(Set task): Rewrite everything in the passage on IT industry roles from "In one of the" down to "better financial outcomes.", using "owner" in place of "founder".

The evolution of the IT industry has created mayhem and consternation in the understanding of business and projects. The mid section of the IT industry has swelled up with managers and is bursting at it’s seams. The hierarchy and designations are complicated and ridiculous. Even more confusing are designations that are total mismatches to the roles. I have worked with the designation of Senior Consultant and the role had got absolutely nothing to do with consulting. Then there are companies with Project Manager designation but the role would be as an individual contributor. What would make sense is that a project would have a team and the manager of the project would also manage the team. The designation of Business Analyst is even more bewildering. Fundamental requirements are to have in-depth knowledge of some software applications.

In one of the case studies during my MBA program I had read about a company whose founder and CEO had approached a venture capitalist (VC) for investment. After due diligence, one of the conditions put forward by the VC was to appoint a new CEO for the company. The founder refused and walked away. Six months later, he came back to the VC and agreed. The VC had wanted him to focus on the products and services his company was offering and let someone else handle the business and financial aspects. So every company has a top management team that walks, talks and breathes only business and money.  It is here that business strategies get created with the objective of better financial outcomes.

(Source material):
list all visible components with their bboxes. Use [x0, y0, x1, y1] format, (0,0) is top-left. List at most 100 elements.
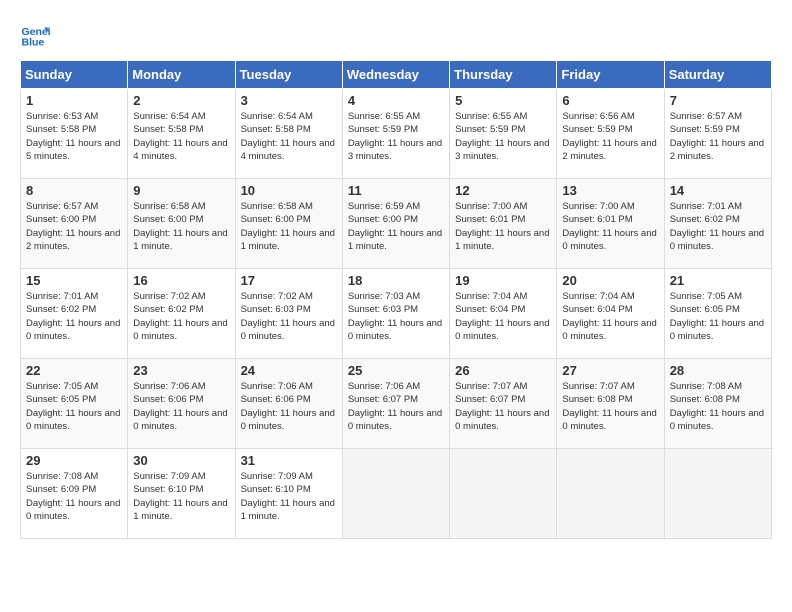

(Problem solution):
In one of the case studies during my MBA program I had read about a company whose owner and CEO had approached a venture capitalist (VC) for investment. After due diligence, one of the conditions put forward by the VC was to appoint a new CEO for the company. The owner refused and walked away. Six months later, he came back to the VC and agreed. The VC had wanted him to focus on the products and services his company was offering and let someone else handle the business and financial aspects. So every company has a top management team that walks, talks and breathes only business and money.  It is here that business strategies get created with the objective of better financial outcomes.